- **Work to complete**
Read the data and repeat all of it exactly.

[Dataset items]
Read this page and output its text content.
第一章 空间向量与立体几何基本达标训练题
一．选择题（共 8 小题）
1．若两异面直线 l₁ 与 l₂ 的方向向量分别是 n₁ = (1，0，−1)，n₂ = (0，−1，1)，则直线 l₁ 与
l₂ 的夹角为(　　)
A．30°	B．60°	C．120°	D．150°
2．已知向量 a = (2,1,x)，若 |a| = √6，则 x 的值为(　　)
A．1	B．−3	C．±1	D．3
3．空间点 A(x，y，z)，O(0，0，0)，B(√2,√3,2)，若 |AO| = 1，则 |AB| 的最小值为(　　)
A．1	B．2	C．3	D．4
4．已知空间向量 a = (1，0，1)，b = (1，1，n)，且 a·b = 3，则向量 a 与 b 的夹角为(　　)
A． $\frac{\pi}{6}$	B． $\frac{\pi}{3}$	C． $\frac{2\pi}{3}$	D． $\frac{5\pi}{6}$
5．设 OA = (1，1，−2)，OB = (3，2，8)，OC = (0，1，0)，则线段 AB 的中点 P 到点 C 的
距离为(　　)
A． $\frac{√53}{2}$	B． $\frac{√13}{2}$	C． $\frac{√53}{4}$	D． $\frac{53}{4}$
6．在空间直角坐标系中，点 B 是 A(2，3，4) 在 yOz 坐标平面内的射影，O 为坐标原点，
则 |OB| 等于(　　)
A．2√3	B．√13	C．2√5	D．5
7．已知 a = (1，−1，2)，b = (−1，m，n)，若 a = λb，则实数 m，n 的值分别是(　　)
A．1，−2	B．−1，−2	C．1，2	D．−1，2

- **Task solution**
Read this page and output its text content.
第一章 空间向量与立体几何基本达标训练题
一．选择题（共 8 小题）
1．若两异面直线 l₁ 与 l₂ 的方向向量分别是 n₁ = (1，0，−1)，n₂ = (0，−1，1)，则直线 l₁ 与
l₂ 的夹角为(　　)
A．30°	B．60°	C．120°	D．150°
2．已知向量 a = (2,1,x)，若 |a| = √6，则 x 的值为(　　)
A．1	B．−3	C．±1	D．3
3．空间点 A(x，y，z)，O(0，0，0)，B(√2,√3,2)，若 |AO| = 1，则 |AB| 的最小值为(　　)
A．1	B．2	C．3	D．4
4．已知空间向量 a = (1，0，1)，b = (1，1，n)，且 a·b = 3，则向量 a 与 b 的夹角为(　　)
A． $\frac{\pi}{6}$	B． $\frac{\pi}{3}$	C． $\frac{2\pi}{3}$	D． $\frac{5\pi}{6}$
5．设 OA = (1，1，−2)，OB = (3，2，8)，OC = (0，1，0)，则线段 AB 的中点 P 到点 C 的
距离为(　　)
A． $\frac{√53}{2}$	B． $\frac{√13}{2}$	C． $\frac{√53}{4}$	D． $\frac{53}{4}$
6．在空间直角坐标系中，点 B 是 A(2，3，4) 在 yOz 坐标平面内的射影，O 为坐标原点，
则 |OB| 等于(　　)
A．2√3	B．√13	C．2√5	D．5
7．已知 a = (1，−1，2)，b = (−1，m，n)，若 a = λb，则实数 m，n 的值分别是(　　)
A．1，−2	B．−1，−2	C．1，2	D．−1，2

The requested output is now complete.